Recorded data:
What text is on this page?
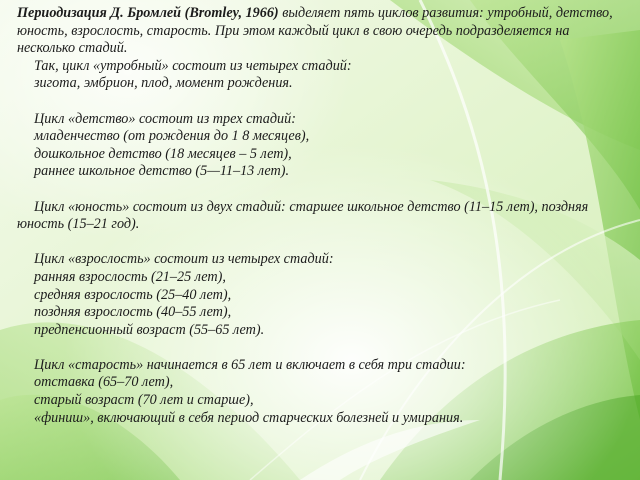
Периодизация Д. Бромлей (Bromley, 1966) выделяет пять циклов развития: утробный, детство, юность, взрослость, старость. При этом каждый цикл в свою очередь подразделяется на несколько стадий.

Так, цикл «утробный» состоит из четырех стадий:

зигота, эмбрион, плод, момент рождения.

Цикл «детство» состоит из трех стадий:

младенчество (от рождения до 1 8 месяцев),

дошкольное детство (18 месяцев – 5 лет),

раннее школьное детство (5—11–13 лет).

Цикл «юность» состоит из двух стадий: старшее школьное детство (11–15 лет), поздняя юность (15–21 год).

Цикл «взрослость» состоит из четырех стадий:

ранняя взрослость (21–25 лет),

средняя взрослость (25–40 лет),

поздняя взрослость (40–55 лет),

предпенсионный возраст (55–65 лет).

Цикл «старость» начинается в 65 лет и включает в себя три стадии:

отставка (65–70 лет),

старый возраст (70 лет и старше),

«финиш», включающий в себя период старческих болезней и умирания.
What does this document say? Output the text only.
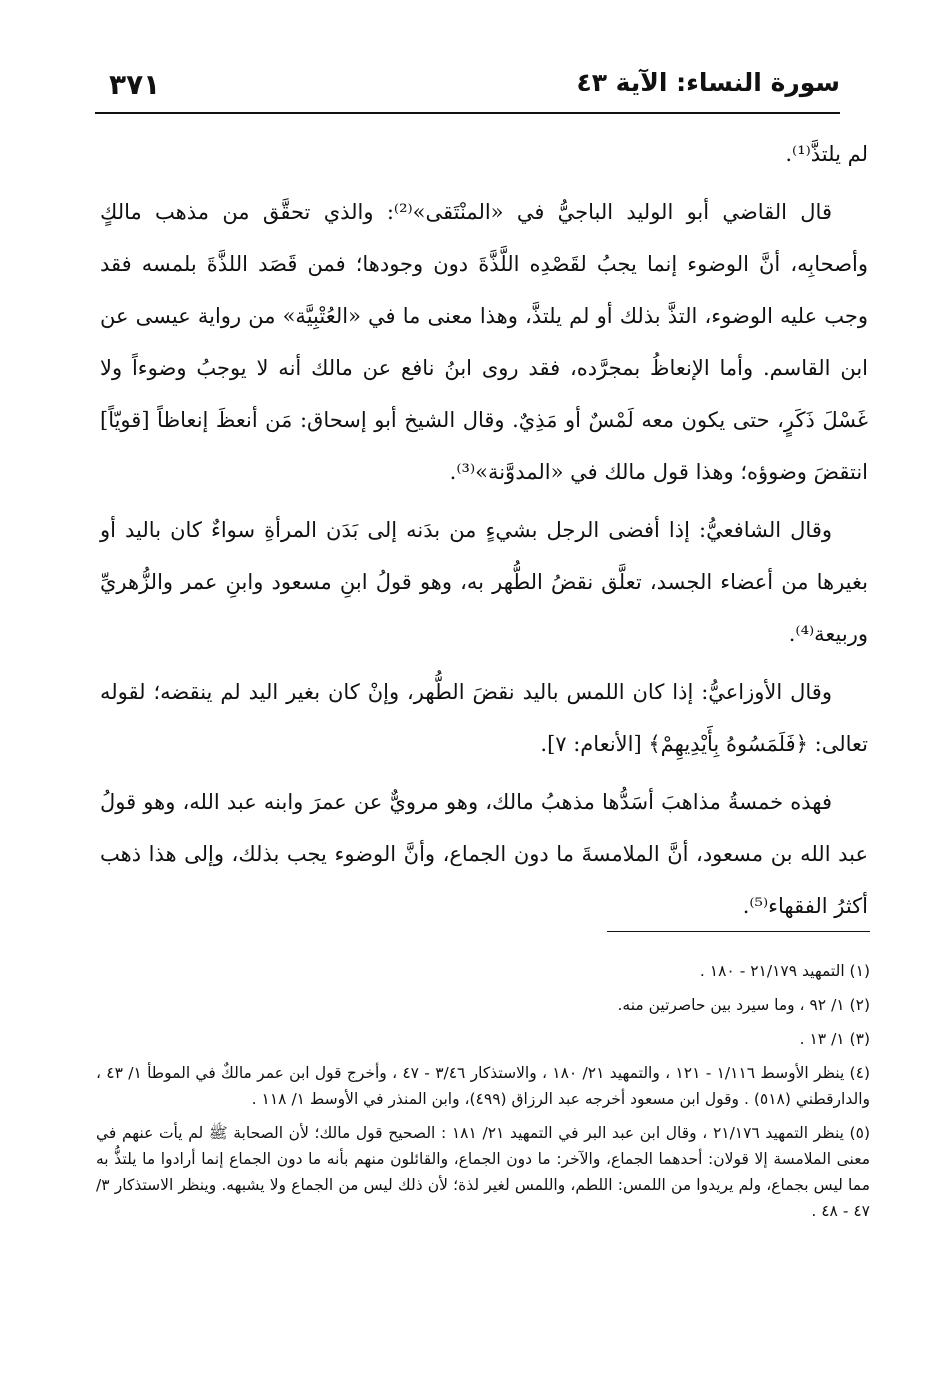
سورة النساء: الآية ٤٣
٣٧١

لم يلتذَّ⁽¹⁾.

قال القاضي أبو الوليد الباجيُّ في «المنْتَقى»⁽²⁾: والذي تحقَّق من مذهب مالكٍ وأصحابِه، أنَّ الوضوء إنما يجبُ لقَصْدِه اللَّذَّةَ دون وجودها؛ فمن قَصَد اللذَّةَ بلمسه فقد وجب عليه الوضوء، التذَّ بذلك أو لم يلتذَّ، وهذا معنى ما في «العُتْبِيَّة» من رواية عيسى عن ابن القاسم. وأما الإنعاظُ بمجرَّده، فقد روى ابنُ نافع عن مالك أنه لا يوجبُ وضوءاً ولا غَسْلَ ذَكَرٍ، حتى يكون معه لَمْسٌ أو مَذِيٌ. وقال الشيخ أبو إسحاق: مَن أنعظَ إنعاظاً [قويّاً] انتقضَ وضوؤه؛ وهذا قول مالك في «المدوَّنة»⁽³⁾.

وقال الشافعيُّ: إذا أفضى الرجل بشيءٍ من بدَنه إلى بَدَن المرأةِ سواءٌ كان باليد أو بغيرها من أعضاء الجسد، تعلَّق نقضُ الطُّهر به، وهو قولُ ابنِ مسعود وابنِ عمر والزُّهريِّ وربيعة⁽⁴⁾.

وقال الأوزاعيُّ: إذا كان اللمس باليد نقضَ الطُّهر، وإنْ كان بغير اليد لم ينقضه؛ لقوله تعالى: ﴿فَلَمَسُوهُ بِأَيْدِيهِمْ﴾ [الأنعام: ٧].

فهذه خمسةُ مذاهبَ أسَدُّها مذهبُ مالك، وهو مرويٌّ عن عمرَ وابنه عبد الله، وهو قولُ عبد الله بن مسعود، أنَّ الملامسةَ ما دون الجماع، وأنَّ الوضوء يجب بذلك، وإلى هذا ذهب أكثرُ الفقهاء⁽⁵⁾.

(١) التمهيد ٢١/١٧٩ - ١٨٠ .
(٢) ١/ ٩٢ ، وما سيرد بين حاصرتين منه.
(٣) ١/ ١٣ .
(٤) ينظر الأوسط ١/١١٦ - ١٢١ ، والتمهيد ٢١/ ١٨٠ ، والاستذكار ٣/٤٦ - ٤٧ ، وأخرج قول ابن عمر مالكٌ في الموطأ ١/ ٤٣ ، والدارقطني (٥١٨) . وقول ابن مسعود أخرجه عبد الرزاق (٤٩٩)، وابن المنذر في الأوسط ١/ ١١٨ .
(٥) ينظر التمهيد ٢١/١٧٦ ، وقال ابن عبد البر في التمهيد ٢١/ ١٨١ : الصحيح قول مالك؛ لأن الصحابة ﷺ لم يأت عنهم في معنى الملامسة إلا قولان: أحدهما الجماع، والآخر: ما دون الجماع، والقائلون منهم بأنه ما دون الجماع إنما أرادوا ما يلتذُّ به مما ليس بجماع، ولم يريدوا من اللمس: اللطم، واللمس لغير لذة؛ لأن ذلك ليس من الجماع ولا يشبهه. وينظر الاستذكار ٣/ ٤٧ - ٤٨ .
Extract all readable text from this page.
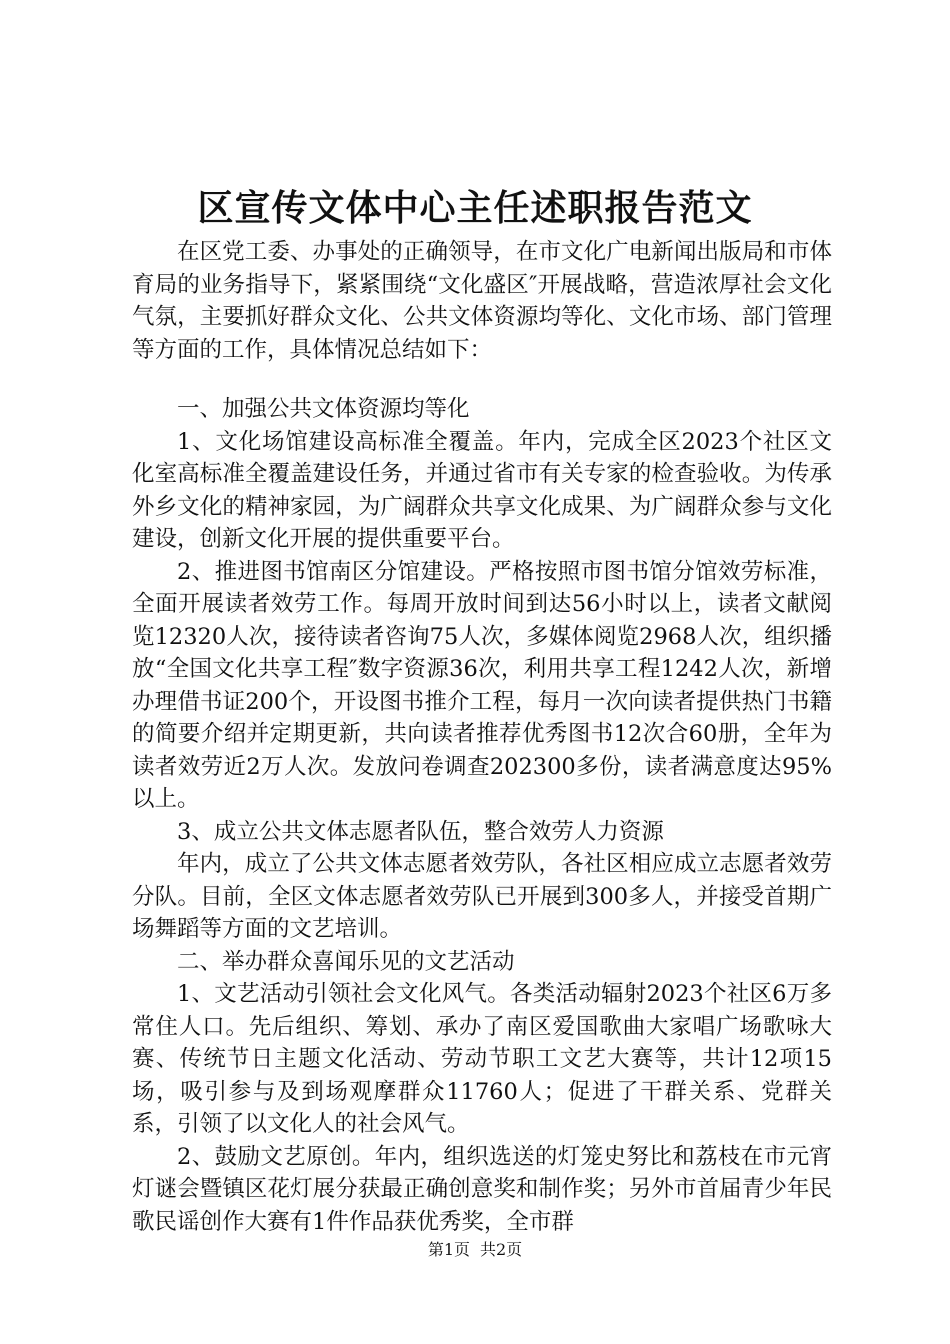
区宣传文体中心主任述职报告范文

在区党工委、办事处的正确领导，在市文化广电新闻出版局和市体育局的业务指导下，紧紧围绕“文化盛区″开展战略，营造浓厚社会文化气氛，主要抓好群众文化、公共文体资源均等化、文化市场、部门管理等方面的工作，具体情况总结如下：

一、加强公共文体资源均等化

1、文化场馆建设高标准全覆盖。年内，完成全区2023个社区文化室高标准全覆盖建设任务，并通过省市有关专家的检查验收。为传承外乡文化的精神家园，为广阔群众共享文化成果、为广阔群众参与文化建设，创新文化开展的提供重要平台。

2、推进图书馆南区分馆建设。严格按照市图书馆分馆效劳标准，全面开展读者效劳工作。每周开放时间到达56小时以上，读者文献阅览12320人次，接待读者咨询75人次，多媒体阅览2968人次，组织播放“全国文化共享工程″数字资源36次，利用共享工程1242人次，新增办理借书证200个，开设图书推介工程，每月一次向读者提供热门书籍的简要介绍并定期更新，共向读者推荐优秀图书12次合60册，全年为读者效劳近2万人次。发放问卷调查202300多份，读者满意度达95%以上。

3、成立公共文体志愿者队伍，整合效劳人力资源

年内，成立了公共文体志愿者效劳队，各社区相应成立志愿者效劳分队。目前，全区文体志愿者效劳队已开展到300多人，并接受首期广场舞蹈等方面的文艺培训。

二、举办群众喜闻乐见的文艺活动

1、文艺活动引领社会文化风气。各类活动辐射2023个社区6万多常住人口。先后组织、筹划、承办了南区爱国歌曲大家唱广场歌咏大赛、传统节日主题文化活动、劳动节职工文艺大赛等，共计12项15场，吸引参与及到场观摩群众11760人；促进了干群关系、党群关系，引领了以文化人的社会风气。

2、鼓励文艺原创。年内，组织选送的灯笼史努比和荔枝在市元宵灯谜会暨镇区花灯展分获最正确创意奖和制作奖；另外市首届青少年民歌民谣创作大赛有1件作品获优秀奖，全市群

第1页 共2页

Exercise brief:
Copy every entry exactly as written. Pictures are excluded.

Exercise result:
What text is on this page?
Периодизация Д. Бромлей (Bromley, 1966) выделяет пять циклов развития: утробный, детство, юность, взрослость, старость. При этом каждый цикл в свою очередь подразделяется на несколько стадий.

Так, цикл «утробный» состоит из четырех стадий:

зигота, эмбрион, плод, момент рождения.

Цикл «детство» состоит из трех стадий:

младенчество (от рождения до 1 8 месяцев),

дошкольное детство (18 месяцев – 5 лет),

раннее школьное детство (5—11–13 лет).

Цикл «юность» состоит из двух стадий: старшее школьное детство (11–15 лет), поздняя юность (15–21 год).

Цикл «взрослость» состоит из четырех стадий:

ранняя взрослость (21–25 лет),

средняя взрослость (25–40 лет),

поздняя взрослость (40–55 лет),

предпенсионный возраст (55–65 лет).

Цикл «старость» начинается в 65 лет и включает в себя три стадии:

отставка (65–70 лет),

старый возраст (70 лет и старше),

«финиш», включающий в себя период старческих болезней и умирания.
What does this document say? Output the text only.
سورة النساء: الآية ٤٣
٣٧١

لم يلتذَّ⁽¹⁾.

قال القاضي أبو الوليد الباجيُّ في «المنْتَقى»⁽²⁾: والذي تحقَّق من مذهب مالكٍ وأصحابِه، أنَّ الوضوء إنما يجبُ لقَصْدِه اللَّذَّةَ دون وجودها؛ فمن قَصَد اللذَّةَ بلمسه فقد وجب عليه الوضوء، التذَّ بذلك أو لم يلتذَّ، وهذا معنى ما في «العُتْبِيَّة» من رواية عيسى عن ابن القاسم. وأما الإنعاظُ بمجرَّده، فقد روى ابنُ نافع عن مالك أنه لا يوجبُ وضوءاً ولا غَسْلَ ذَكَرٍ، حتى يكون معه لَمْسٌ أو مَذِيٌ. وقال الشيخ أبو إسحاق: مَن أنعظَ إنعاظاً [قويّاً] انتقضَ وضوؤه؛ وهذا قول مالك في «المدوَّنة»⁽³⁾.

وقال الشافعيُّ: إذا أفضى الرجل بشيءٍ من بدَنه إلى بَدَن المرأةِ سواءٌ كان باليد أو بغيرها من أعضاء الجسد، تعلَّق نقضُ الطُّهر به، وهو قولُ ابنِ مسعود وابنِ عمر والزُّهريِّ وربيعة⁽⁴⁾.

وقال الأوزاعيُّ: إذا كان اللمس باليد نقضَ الطُّهر، وإنْ كان بغير اليد لم ينقضه؛ لقوله تعالى: ﴿فَلَمَسُوهُ بِأَيْدِيهِمْ﴾ [الأنعام: ٧].

فهذه خمسةُ مذاهبَ أسَدُّها مذهبُ مالك، وهو مرويٌّ عن عمرَ وابنه عبد الله، وهو قولُ عبد الله بن مسعود، أنَّ الملامسةَ ما دون الجماع، وأنَّ الوضوء يجب بذلك، وإلى هذا ذهب أكثرُ الفقهاء⁽⁵⁾.

(١) التمهيد ٢١/١٧٩ - ١٨٠ .
(٢) ١/ ٩٢ ، وما سيرد بين حاصرتين منه.
(٣) ١/ ١٣ .
(٤) ينظر الأوسط ١/١١٦ - ١٢١ ، والتمهيد ٢١/ ١٨٠ ، والاستذكار ٣/٤٦ - ٤٧ ، وأخرج قول ابن عمر مالكٌ في الموطأ ١/ ٤٣ ، والدارقطني (٥١٨) . وقول ابن مسعود أخرجه عبد الرزاق (٤٩٩)، وابن المنذر في الأوسط ١/ ١١٨ .
(٥) ينظر التمهيد ٢١/١٧٦ ، وقال ابن عبد البر في التمهيد ٢١/ ١٨١ : الصحيح قول مالك؛ لأن الصحابة ﷺ لم يأت عنهم في معنى الملامسة إلا قولان: أحدهما الجماع، والآخر: ما دون الجماع، والقائلون منهم بأنه ما دون الجماع إنما أرادوا ما يلتذُّ به مما ليس بجماع، ولم يريدوا من اللمس: اللطم، واللمس لغير لذة؛ لأن ذلك ليس من الجماع ولا يشبهه. وينظر الاستذكار ٣/ ٤٧ - ٤٨ .
Extract all readable text from this page.
区宣传文体中心主任述职报告范文

在区党工委、办事处的正确领导，在市文化广电新闻出版局和市体育局的业务指导下，紧紧围绕“文化盛区″开展战略，营造浓厚社会文化气氛，主要抓好群众文化、公共文体资源均等化、文化市场、部门管理等方面的工作，具体情况总结如下：

一、加强公共文体资源均等化

1、文化场馆建设高标准全覆盖。年内，完成全区2023个社区文化室高标准全覆盖建设任务，并通过省市有关专家的检查验收。为传承外乡文化的精神家园，为广阔群众共享文化成果、为广阔群众参与文化建设，创新文化开展的提供重要平台。

2、推进图书馆南区分馆建设。严格按照市图书馆分馆效劳标准，全面开展读者效劳工作。每周开放时间到达56小时以上，读者文献阅览12320人次，接待读者咨询75人次，多媒体阅览2968人次，组织播放“全国文化共享工程″数字资源36次，利用共享工程1242人次，新增办理借书证200个，开设图书推介工程，每月一次向读者提供热门书籍的简要介绍并定期更新，共向读者推荐优秀图书12次合60册，全年为读者效劳近2万人次。发放问卷调查202300多份，读者满意度达95%以上。

3、成立公共文体志愿者队伍，整合效劳人力资源

年内，成立了公共文体志愿者效劳队，各社区相应成立志愿者效劳分队。目前，全区文体志愿者效劳队已开展到300多人，并接受首期广场舞蹈等方面的文艺培训。

二、举办群众喜闻乐见的文艺活动

1、文艺活动引领社会文化风气。各类活动辐射2023个社区6万多常住人口。先后组织、筹划、承办了南区爱国歌曲大家唱广场歌咏大赛、传统节日主题文化活动、劳动节职工文艺大赛等，共计12项15场，吸引参与及到场观摩群众11760人；促进了干群关系、党群关系，引领了以文化人的社会风气。

2、鼓励文艺原创。年内，组织选送的灯笼史努比和荔枝在市元宵灯谜会暨镇区花灯展分获最正确创意奖和制作奖；另外市首届青少年民歌民谣创作大赛有1件作品获优秀奖，全市群

第1页 共2页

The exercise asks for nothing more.